:: MATERIAL TO PROCESS ::
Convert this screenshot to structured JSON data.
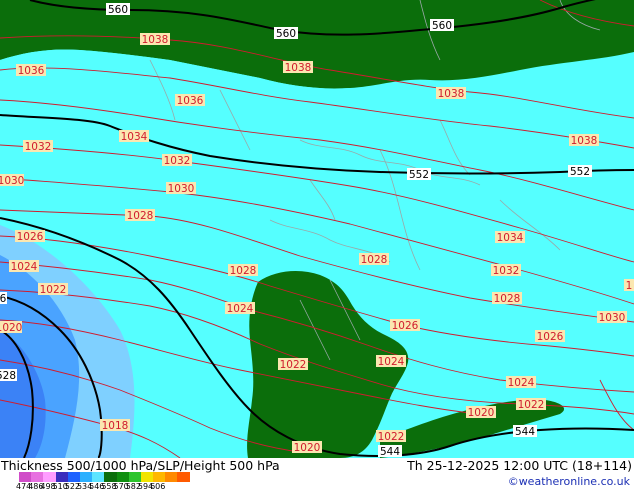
{
  "title_left": "Thickness 500/1000 hPa/SLP/Height 500 hPa",
  "title_right": "Th 25-12-2025 12:00 UTC (18+114)",
  "credit": "©weatheronline.co.uk",
  "colors": {
    "land_dark": "#0b6e0b",
    "sea_cyan": "#55ffff",
    "blue_mid": "#4aa3ff",
    "blue_light": "#7fd0ff",
    "slp_line": "#d01c2e",
    "border_line": "#9aa8a8"
  },
  "colorbar": {
    "colors": [
      "#d04cc8",
      "#e770e0",
      "#ff9cff",
      "#3a2dbd",
      "#1e62ff",
      "#2bb0ff",
      "#5ce4ff",
      "#0b6e0b",
      "#0f8e0f",
      "#2cc42c",
      "#f2e400",
      "#ffb800",
      "#ff8a00",
      "#ff5a00"
    ],
    "ticks": [
      "474",
      "486",
      "498",
      "510",
      "522",
      "534",
      "546",
      "558",
      "570",
      "582",
      "594",
      "606"
    ]
  },
  "height500_labels": [
    "560",
    "560",
    "560",
    "552",
    "552",
    "544",
    "6",
    "528"
  ],
  "slp_labels": [
    "1038",
    "1038",
    "1038",
    "1038",
    "1036",
    "1036",
    "1034",
    "1034",
    "1032",
    "1032",
    "1032",
    "1030",
    "1030",
    "1030",
    "1028",
    "1028",
    "1028",
    "1028",
    "1026",
    "1026",
    "1026",
    "1024",
    "1024",
    "1024",
    "1024",
    "1022",
    "1022",
    "1022",
    "1022",
    "1020",
    "1020",
    "1020",
    "1018",
    "1"
  ]
}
:::
Output all the records, word for word, with no pictures in the copy.

Convert this screenshot to structured JSON data.
{
  "title_left": "Thickness 500/1000 hPa/SLP/Height 500 hPa",
  "title_right": "Th 25-12-2025 12:00 UTC (18+114)",
  "credit": "©weatheronline.co.uk",
  "colors": {
    "land_dark": "#0b6e0b",
    "sea_cyan": "#55ffff",
    "blue_mid": "#4aa3ff",
    "blue_light": "#7fd0ff",
    "slp_line": "#d01c2e",
    "border_line": "#9aa8a8"
  },
  "colorbar": {
    "colors": [
      "#d04cc8",
      "#e770e0",
      "#ff9cff",
      "#3a2dbd",
      "#1e62ff",
      "#2bb0ff",
      "#5ce4ff",
      "#0b6e0b",
      "#0f8e0f",
      "#2cc42c",
      "#f2e400",
      "#ffb800",
      "#ff8a00",
      "#ff5a00"
    ],
    "ticks": [
      "474",
      "486",
      "498",
      "510",
      "522",
      "534",
      "546",
      "558",
      "570",
      "582",
      "594",
      "606"
    ]
  },
  "height500_labels": [
    "560",
    "560",
    "560",
    "552",
    "552",
    "544",
    "6",
    "528"
  ],
  "slp_labels": [
    "1038",
    "1038",
    "1038",
    "1038",
    "1036",
    "1036",
    "1034",
    "1034",
    "1032",
    "1032",
    "1032",
    "1030",
    "1030",
    "1030",
    "1028",
    "1028",
    "1028",
    "1028",
    "1026",
    "1026",
    "1026",
    "1024",
    "1024",
    "1024",
    "1024",
    "1022",
    "1022",
    "1022",
    "1022",
    "1020",
    "1020",
    "1020",
    "1018",
    "1"
  ]
}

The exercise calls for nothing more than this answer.